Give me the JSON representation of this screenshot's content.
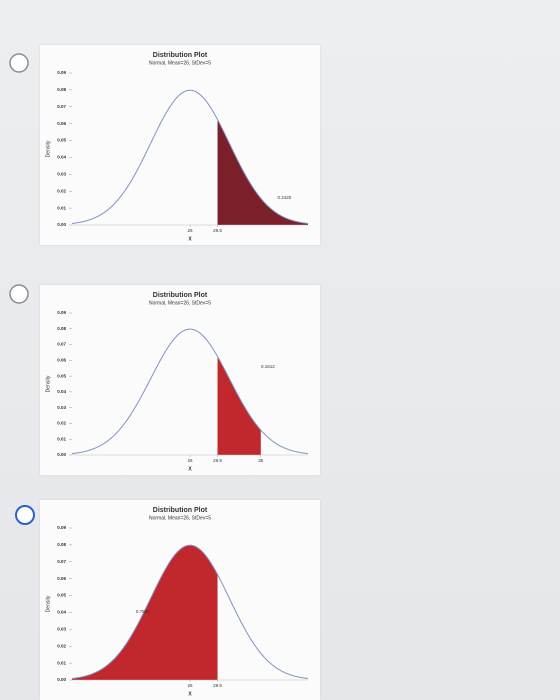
{
  "chart_data": [
    {
      "type": "normal",
      "title": "Distribution Plot",
      "subtitle": "Normal, Mean=26, StDev=5",
      "mean": 26,
      "stdev": 5,
      "color": "#7b1f2a",
      "line_color": "#7f93c4",
      "x_label": "X",
      "y_label": "Density",
      "xlim": [
        11,
        41
      ],
      "xticks": [
        26,
        29.5
      ],
      "ylim": [
        0,
        0.09
      ],
      "yticks": [
        {
          "value": 0,
          "label": "0.00"
        },
        0.01,
        0.02,
        0.03,
        0.04,
        0.05,
        0.06,
        0.07,
        0.08,
        0.09
      ],
      "shade": {
        "from": 29.5,
        "to": null,
        "value": 0.242,
        "value_label": "0.2420"
      }
    },
    {
      "type": "normal",
      "title": "Distribution Plot",
      "subtitle": "Normal, Mean=26, StDev=5",
      "mean": 26,
      "stdev": 5,
      "color": "#c0282d",
      "line_color": "#7f93c4",
      "x_label": "X",
      "y_label": "Density",
      "xlim": [
        11,
        41
      ],
      "xticks": [
        26,
        29.5,
        35
      ],
      "ylim": [
        0,
        0.09
      ],
      "yticks": [
        {
          "value": 0,
          "label": "0.00"
        },
        0.01,
        0.02,
        0.03,
        0.04,
        0.05,
        0.06,
        0.07,
        0.08,
        0.09
      ],
      "shade": {
        "from": 29.5,
        "to": 35,
        "value": 0.1612,
        "value_label": "0.1612"
      }
    },
    {
      "type": "normal",
      "title": "Distribution Plot",
      "subtitle": "Normal, Mean=26, StDev=5",
      "mean": 26,
      "stdev": 5,
      "color": "#c0282d",
      "line_color": "#7f93c4",
      "x_label": "X",
      "y_label": "Density",
      "xlim": [
        11,
        41
      ],
      "xticks": [
        26,
        29.5
      ],
      "ylim": [
        0,
        0.09
      ],
      "yticks": [
        {
          "value": 0,
          "label": "0.00"
        },
        0.01,
        0.02,
        0.03,
        0.04,
        0.05,
        0.06,
        0.07,
        0.08,
        0.09
      ],
      "shade": {
        "from": null,
        "to": 29.5,
        "value": 0.758,
        "value_label": "0.7580"
      }
    }
  ]
}
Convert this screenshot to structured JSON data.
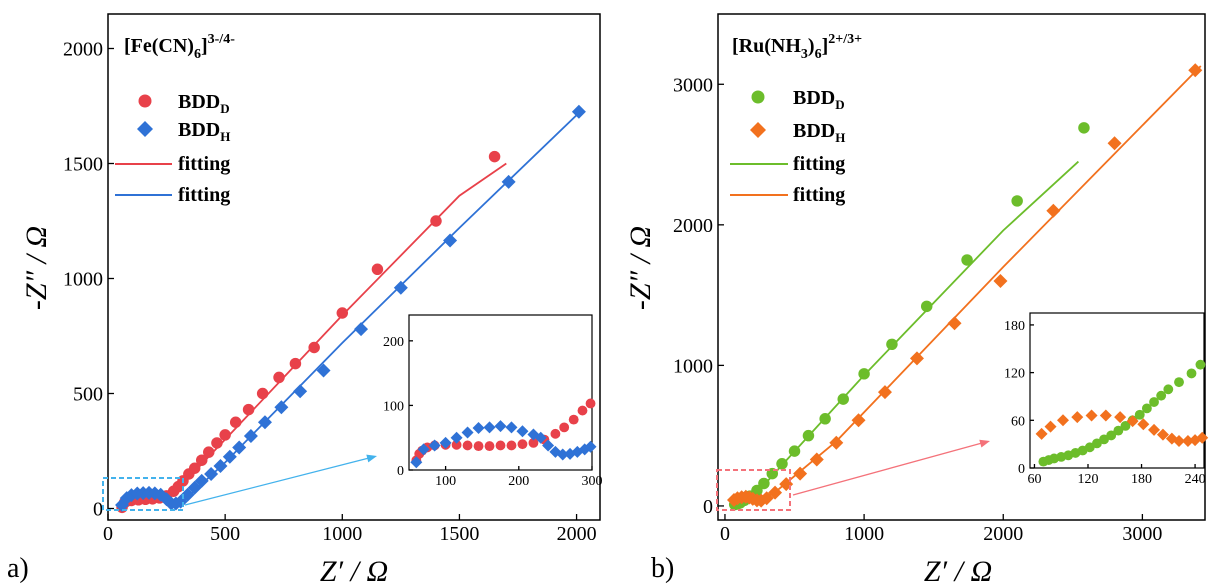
{
  "chart_data": [
    {
      "panel_label": "a)",
      "type": "scatter",
      "title": "[Fe(CN)6]3-/4-",
      "xlabel": "Z′ / Ω",
      "ylabel": "-Z″ / Ω",
      "xlim": [
        0,
        2100
      ],
      "ylim": [
        -50,
        2150
      ],
      "xticks": [
        0,
        500,
        1000,
        1500,
        2000
      ],
      "yticks": [
        0,
        500,
        1000,
        1500,
        2000
      ],
      "grid": false,
      "legend_position": "top-left",
      "legend": [
        "BDDD",
        "BDDH",
        "fitting",
        "fitting"
      ],
      "series": [
        {
          "name": "BDDD",
          "marker": "circle",
          "color": "#e8414a",
          "points": [
            [
              60,
              5
            ],
            [
              70,
              25
            ],
            [
              80,
              32
            ],
            [
              100,
              35
            ],
            [
              130,
              38
            ],
            [
              160,
              40
            ],
            [
              190,
              42
            ],
            [
              220,
              46
            ],
            [
              250,
              55
            ],
            [
              280,
              75
            ],
            [
              300,
              95
            ],
            [
              320,
              120
            ],
            [
              345,
              150
            ],
            [
              370,
              175
            ],
            [
              400,
              210
            ],
            [
              430,
              245
            ],
            [
              465,
              285
            ],
            [
              500,
              320
            ],
            [
              545,
              375
            ],
            [
              600,
              430
            ],
            [
              660,
              500
            ],
            [
              730,
              570
            ],
            [
              800,
              630
            ],
            [
              880,
              700
            ],
            [
              1000,
              850
            ],
            [
              1150,
              1040
            ],
            [
              1400,
              1250
            ],
            [
              1650,
              1530
            ]
          ]
        },
        {
          "name": "BDDH",
          "marker": "diamond",
          "color": "#2f72d6",
          "points": [
            [
              60,
              15
            ],
            [
              80,
              45
            ],
            [
              100,
              58
            ],
            [
              125,
              65
            ],
            [
              150,
              67
            ],
            [
              175,
              68
            ],
            [
              200,
              66
            ],
            [
              225,
              60
            ],
            [
              250,
              40
            ],
            [
              270,
              22
            ],
            [
              290,
              22
            ],
            [
              310,
              30
            ],
            [
              340,
              60
            ],
            [
              370,
              90
            ],
            [
              400,
              120
            ],
            [
              440,
              150
            ],
            [
              480,
              185
            ],
            [
              520,
              225
            ],
            [
              560,
              265
            ],
            [
              610,
              315
            ],
            [
              670,
              375
            ],
            [
              740,
              440
            ],
            [
              820,
              510
            ],
            [
              920,
              600
            ],
            [
              1080,
              780
            ],
            [
              1250,
              960
            ],
            [
              1460,
              1165
            ],
            [
              1710,
              1420
            ],
            [
              2010,
              1725
            ]
          ]
        },
        {
          "name": "fitting",
          "type": "line",
          "color": "#e8414a",
          "points": [
            [
              60,
              5
            ],
            [
              90,
              30
            ],
            [
              150,
              38
            ],
            [
              220,
              44
            ],
            [
              280,
              70
            ],
            [
              350,
              140
            ],
            [
              500,
              300
            ],
            [
              1000,
              840
            ],
            [
              1500,
              1360
            ],
            [
              1700,
              1500
            ]
          ]
        },
        {
          "name": "fitting",
          "type": "line",
          "color": "#2f72d6",
          "points": [
            [
              60,
              10
            ],
            [
              100,
              55
            ],
            [
              175,
              65
            ],
            [
              240,
              50
            ],
            [
              280,
              25
            ],
            [
              330,
              40
            ],
            [
              500,
              200
            ],
            [
              1000,
              720
            ],
            [
              1500,
              1220
            ],
            [
              2020,
              1730
            ]
          ]
        }
      ],
      "annotations": [
        "dashed box around the low-frequency region with an arrow to the inset"
      ],
      "inset": {
        "xlim": [
          50,
          300
        ],
        "ylim": [
          0,
          240
        ],
        "xticks": [
          100,
          200,
          300
        ],
        "yticks": [
          0,
          100,
          200
        ],
        "series": [
          {
            "name": "BDDD",
            "marker": "circle",
            "color": "#e8414a",
            "points": [
              [
                60,
                15
              ],
              [
                64,
                25
              ],
              [
                68,
                30
              ],
              [
                75,
                35
              ],
              [
                85,
                38
              ],
              [
                100,
                39
              ],
              [
                115,
                39
              ],
              [
                130,
                38
              ],
              [
                145,
                37
              ],
              [
                160,
                37
              ],
              [
                175,
                38
              ],
              [
                190,
                38
              ],
              [
                205,
                40
              ],
              [
                220,
                42
              ],
              [
                235,
                47
              ],
              [
                250,
                56
              ],
              [
                262,
                66
              ],
              [
                275,
                78
              ],
              [
                287,
                92
              ],
              [
                298,
                103
              ]
            ]
          },
          {
            "name": "BDDH",
            "marker": "diamond",
            "color": "#2f72d6",
            "points": [
              [
                60,
                12
              ],
              [
                70,
                32
              ],
              [
                85,
                38
              ],
              [
                100,
                42
              ],
              [
                115,
                50
              ],
              [
                130,
                58
              ],
              [
                145,
                65
              ],
              [
                160,
                66
              ],
              [
                175,
                68
              ],
              [
                190,
                66
              ],
              [
                205,
                60
              ],
              [
                220,
                55
              ],
              [
                230,
                50
              ],
              [
                240,
                38
              ],
              [
                250,
                28
              ],
              [
                260,
                24
              ],
              [
                270,
                25
              ],
              [
                280,
                28
              ],
              [
                290,
                32
              ],
              [
                298,
                36
              ]
            ]
          }
        ]
      }
    },
    {
      "panel_label": "b)",
      "type": "scatter",
      "title": "[Ru(NH3)6]2+/3+",
      "xlabel": "Z′ / Ω",
      "ylabel": "-Z″ / Ω",
      "xlim": [
        -50,
        3450
      ],
      "ylim": [
        -100,
        3500
      ],
      "xticks": [
        0,
        1000,
        2000,
        3000
      ],
      "yticks": [
        0,
        1000,
        2000,
        3000
      ],
      "grid": false,
      "legend_position": "top-left",
      "legend": [
        "BDDD",
        "BDDH",
        "fitting",
        "fitting"
      ],
      "series": [
        {
          "name": "BDDD",
          "marker": "circle",
          "color": "#6cbd2b",
          "points": [
            [
              70,
              10
            ],
            [
              90,
              14
            ],
            [
              110,
              22
            ],
            [
              140,
              40
            ],
            [
              180,
              70
            ],
            [
              230,
              110
            ],
            [
              280,
              160
            ],
            [
              340,
              230
            ],
            [
              410,
              300
            ],
            [
              500,
              390
            ],
            [
              600,
              500
            ],
            [
              720,
              620
            ],
            [
              850,
              760
            ],
            [
              1000,
              940
            ],
            [
              1200,
              1150
            ],
            [
              1450,
              1420
            ],
            [
              1740,
              1750
            ],
            [
              2100,
              2170
            ],
            [
              2580,
              2690
            ]
          ]
        },
        {
          "name": "BDDH",
          "marker": "diamond",
          "color": "#f2711e",
          "points": [
            [
              65,
              42
            ],
            [
              90,
              55
            ],
            [
              120,
              62
            ],
            [
              150,
              65
            ],
            [
              175,
              60
            ],
            [
              200,
              50
            ],
            [
              230,
              40
            ],
            [
              260,
              38
            ],
            [
              300,
              55
            ],
            [
              360,
              95
            ],
            [
              440,
              155
            ],
            [
              540,
              230
            ],
            [
              660,
              330
            ],
            [
              800,
              450
            ],
            [
              960,
              610
            ],
            [
              1150,
              810
            ],
            [
              1380,
              1050
            ],
            [
              1650,
              1300
            ],
            [
              1980,
              1600
            ],
            [
              2360,
              2100
            ],
            [
              2800,
              2580
            ],
            [
              3380,
              3100
            ]
          ]
        },
        {
          "name": "fitting",
          "type": "line",
          "color": "#6cbd2b",
          "points": [
            [
              70,
              8
            ],
            [
              200,
              60
            ],
            [
              400,
              280
            ],
            [
              1000,
              930
            ],
            [
              2000,
              1960
            ],
            [
              2540,
              2450
            ]
          ]
        },
        {
          "name": "fitting",
          "type": "line",
          "color": "#f2711e",
          "points": [
            [
              65,
              40
            ],
            [
              150,
              62
            ],
            [
              230,
              40
            ],
            [
              350,
              90
            ],
            [
              800,
              460
            ],
            [
              2000,
              1700
            ],
            [
              3420,
              3130
            ]
          ]
        }
      ],
      "annotations": [
        "dashed box around the low-frequency region with an arrow to the inset"
      ],
      "inset": {
        "xlim": [
          55,
          250
        ],
        "ylim": [
          0,
          195
        ],
        "xticks": [
          60,
          120,
          180,
          240
        ],
        "yticks": [
          0,
          60,
          120,
          180
        ],
        "series": [
          {
            "name": "BDDD",
            "marker": "circle",
            "color": "#6cbd2b",
            "points": [
              [
                70,
                8
              ],
              [
                76,
                10
              ],
              [
                82,
                12
              ],
              [
                90,
                14
              ],
              [
                98,
                16
              ],
              [
                106,
                19
              ],
              [
                114,
                22
              ],
              [
                122,
                26
              ],
              [
                130,
                31
              ],
              [
                138,
                36
              ],
              [
                146,
                41
              ],
              [
                154,
                47
              ],
              [
                162,
                53
              ],
              [
                170,
                60
              ],
              [
                178,
                67
              ],
              [
                186,
                75
              ],
              [
                194,
                83
              ],
              [
                202,
                91
              ],
              [
                210,
                99
              ],
              [
                222,
                108
              ],
              [
                236,
                119
              ],
              [
                246,
                130
              ]
            ]
          },
          {
            "name": "BDDH",
            "marker": "diamond",
            "color": "#f2711e",
            "points": [
              [
                68,
                43
              ],
              [
                78,
                52
              ],
              [
                92,
                60
              ],
              [
                108,
                64
              ],
              [
                124,
                66
              ],
              [
                140,
                66
              ],
              [
                156,
                64
              ],
              [
                170,
                59
              ],
              [
                182,
                55
              ],
              [
                194,
                48
              ],
              [
                204,
                42
              ],
              [
                214,
                37
              ],
              [
                222,
                34
              ],
              [
                232,
                34
              ],
              [
                240,
                35
              ],
              [
                248,
                38
              ]
            ]
          }
        ]
      }
    }
  ],
  "panels": [
    {
      "tag": "a)",
      "title_main": "[Fe(CN)",
      "title_sub": "6",
      "title_close": "]",
      "title_sup": "3-/4-",
      "xlabel": "Z′ / Ω",
      "ylabel": "-Z″ / Ω",
      "legend": [
        {
          "base": "BDD",
          "sub": "D"
        },
        {
          "base": "BDD",
          "sub": "H"
        },
        {
          "base": "fitting",
          "sub": ""
        },
        {
          "base": "fitting",
          "sub": ""
        }
      ]
    },
    {
      "tag": "b)",
      "title_main": "[Ru(NH",
      "title_sub": "3",
      "title_close": ")",
      "title_sub2": "6",
      "title_close2": "]",
      "title_sup": "2+/3+",
      "xlabel": "Z′ / Ω",
      "ylabel": "-Z″ / Ω",
      "legend": [
        {
          "base": "BDD",
          "sub": "D"
        },
        {
          "base": "BDD",
          "sub": "H"
        },
        {
          "base": "fitting",
          "sub": ""
        },
        {
          "base": "fitting",
          "sub": ""
        }
      ]
    }
  ]
}
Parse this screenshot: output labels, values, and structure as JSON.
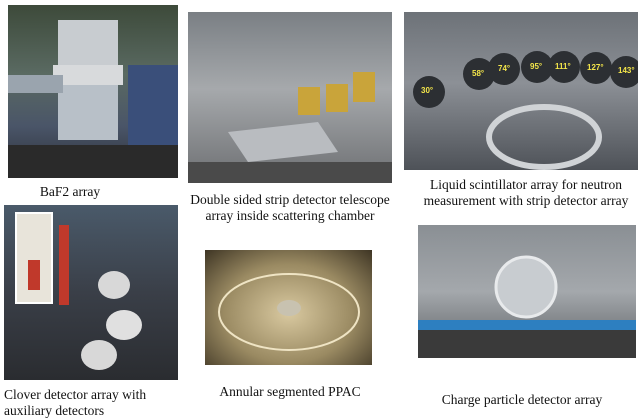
***
- **DO THIS**:
Give every line of the material that includes the string "screenshot".

- **COMPLETE RESPONSE**:
Give me the JSON representation of this screenshot's content.
Convert this screenshot to structured JSON data.
Parse this screenshot: output labels, values, and structure as JSON.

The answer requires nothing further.